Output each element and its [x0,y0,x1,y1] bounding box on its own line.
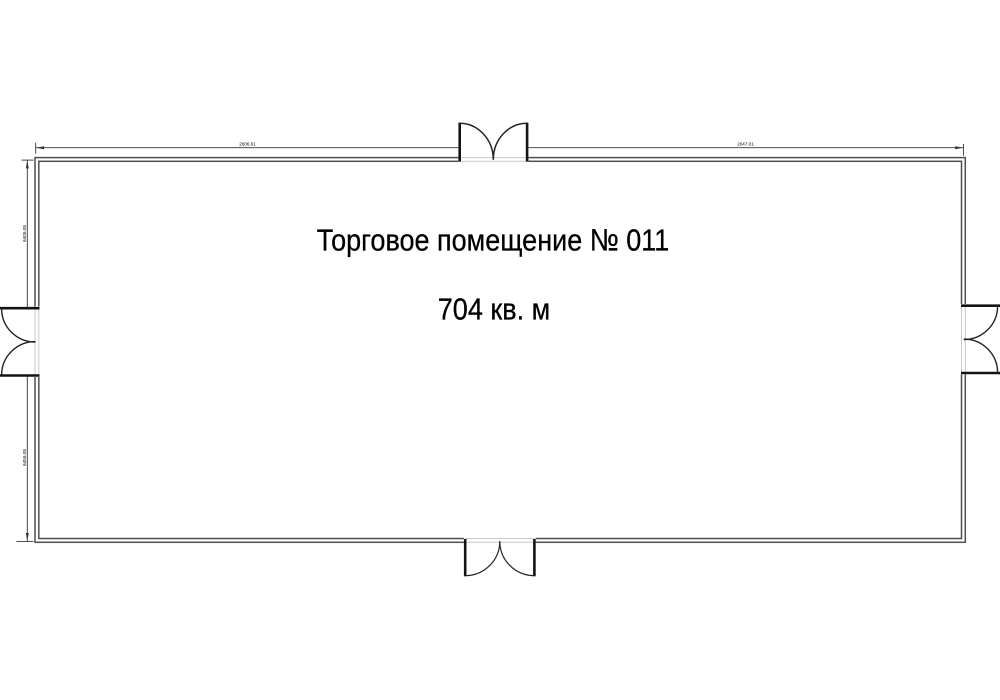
svg-text:Торговое помещение № 011: Торговое помещение № 011 [317,223,670,258]
svg-text:2006.61: 2006.61 [239,142,256,147]
svg-text:6455.08: 6455.08 [22,449,27,466]
svg-text:2047.01: 2047.01 [737,142,754,147]
svg-text:6405.08: 6405.08 [22,225,27,242]
svg-text:704 кв. м: 704 кв. м [438,292,551,327]
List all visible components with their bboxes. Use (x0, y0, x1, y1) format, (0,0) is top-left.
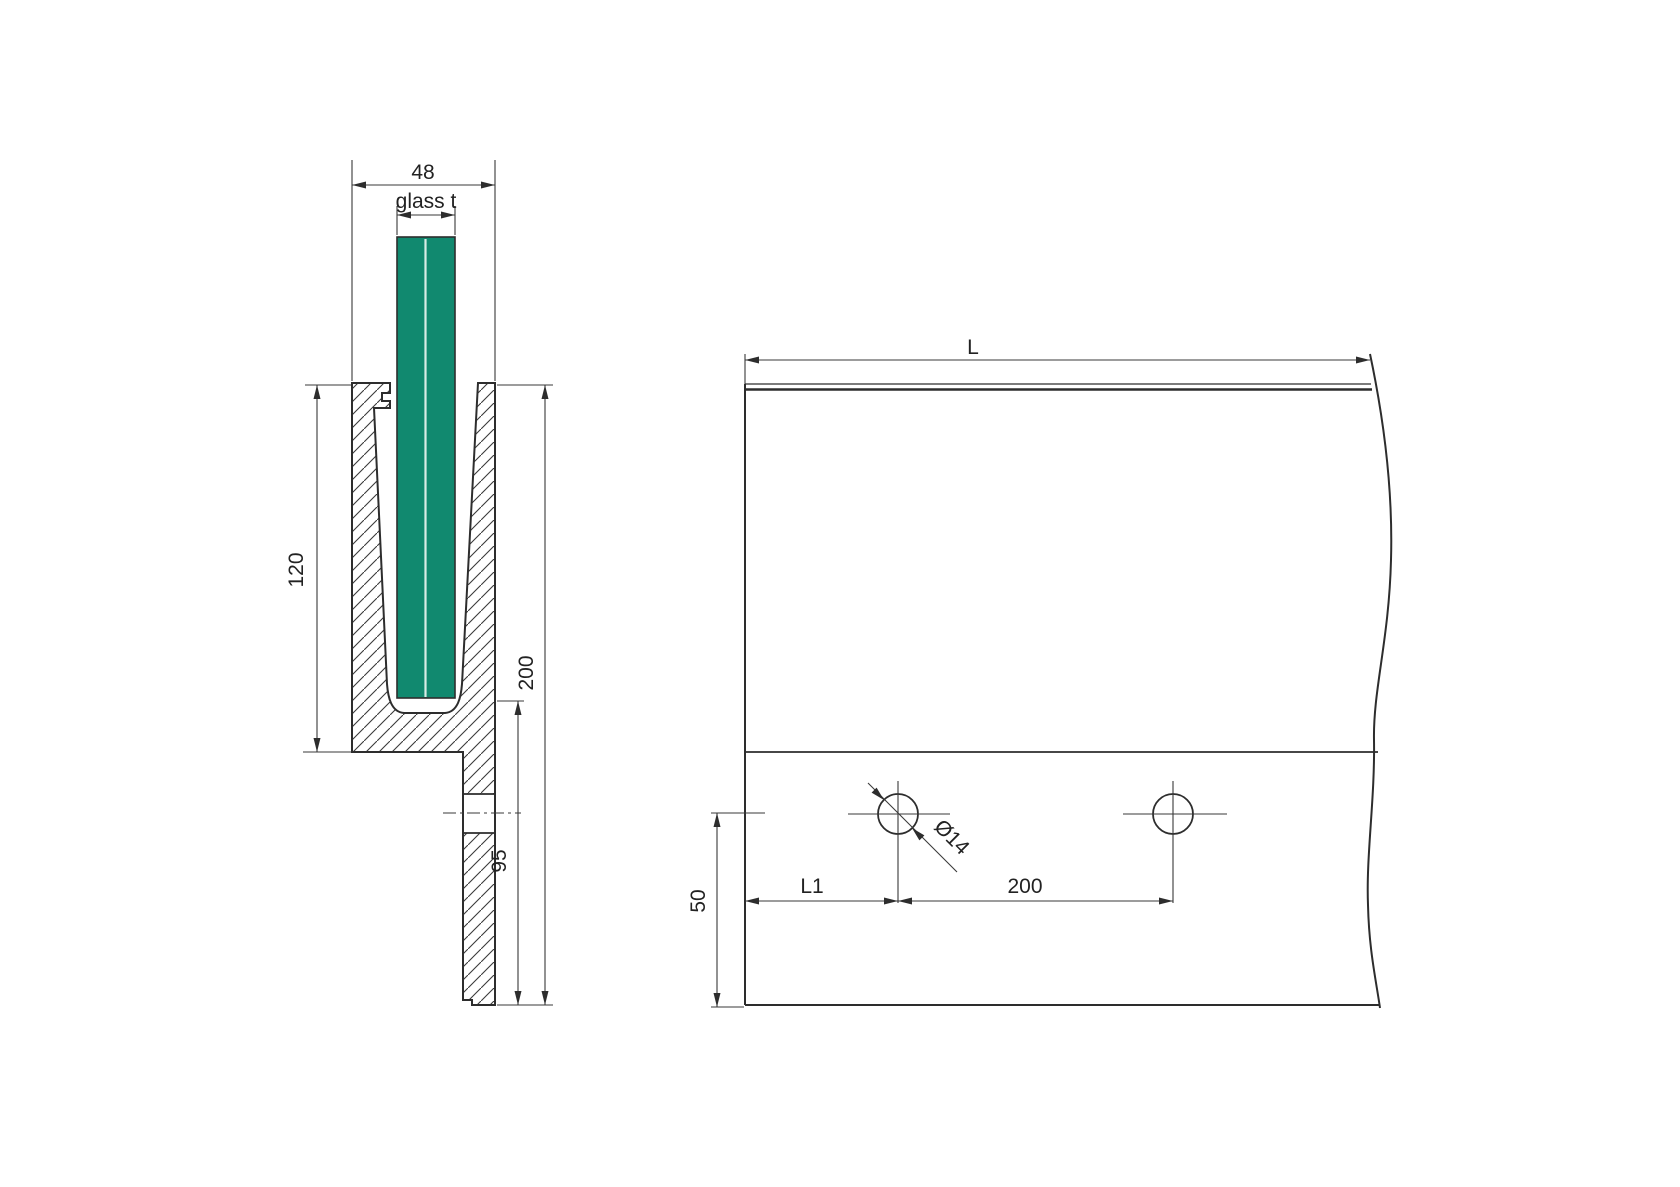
dim-48-label: 48 (411, 161, 434, 184)
dim-50-label: 50 (687, 889, 710, 912)
dim-200-height-label: 200 (515, 655, 538, 690)
dim-L-label: L (967, 336, 979, 359)
dim-50: 50 (687, 813, 765, 1007)
dim-glass-t: glass t (396, 190, 457, 219)
dim-200-height: 200 (515, 385, 549, 1005)
dim-200-spacing: 200 (898, 875, 1173, 905)
dim-48: 48 (352, 161, 495, 189)
dim-hole-diameter-label: Ø14 (929, 815, 974, 860)
technical-drawing-canvas: 48 glass t 120 95 200 (0, 0, 1680, 1187)
dim-95-label: 95 (488, 849, 511, 872)
dim-120: 120 (285, 385, 321, 752)
elevation-break-line (1368, 354, 1392, 1008)
dim-L1: L1 (745, 875, 898, 905)
dim-200-spacing-label: 200 (1007, 875, 1042, 898)
elevation-view: L Ø14 50 (687, 336, 1391, 1008)
dim-glass-t-label: glass t (396, 190, 457, 213)
hole-2 (1123, 781, 1227, 903)
hole-1 (848, 781, 950, 903)
dim-120-label: 120 (285, 552, 308, 587)
dim-L: L (745, 336, 1370, 364)
technical-drawing-page: 48 glass t 120 95 200 (0, 0, 1680, 1187)
section-view: 48 glass t 120 95 200 (285, 160, 553, 1005)
dim-L1-label: L1 (800, 875, 823, 898)
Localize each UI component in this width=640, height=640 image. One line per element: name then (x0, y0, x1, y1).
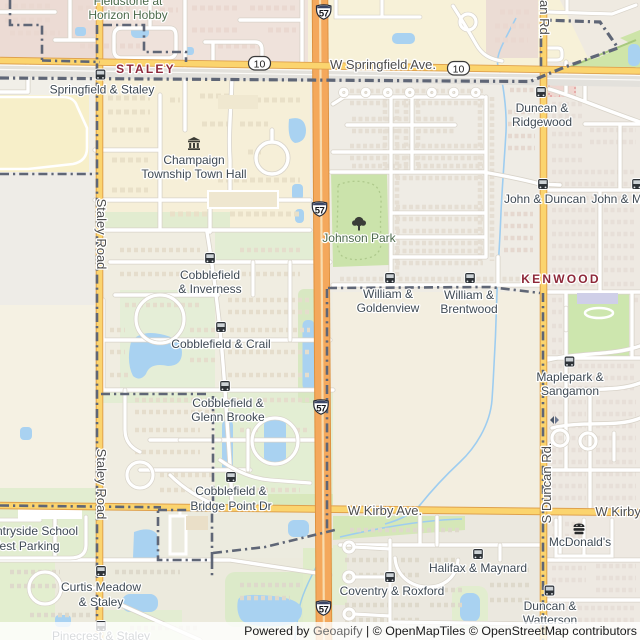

++++++++

TASK DIRECTIONS ▸
Count the lines above that contain the string "element", treating uppercase and lowercase as different. Reply with the number only.

EXERCISE RESPONSE ▸
2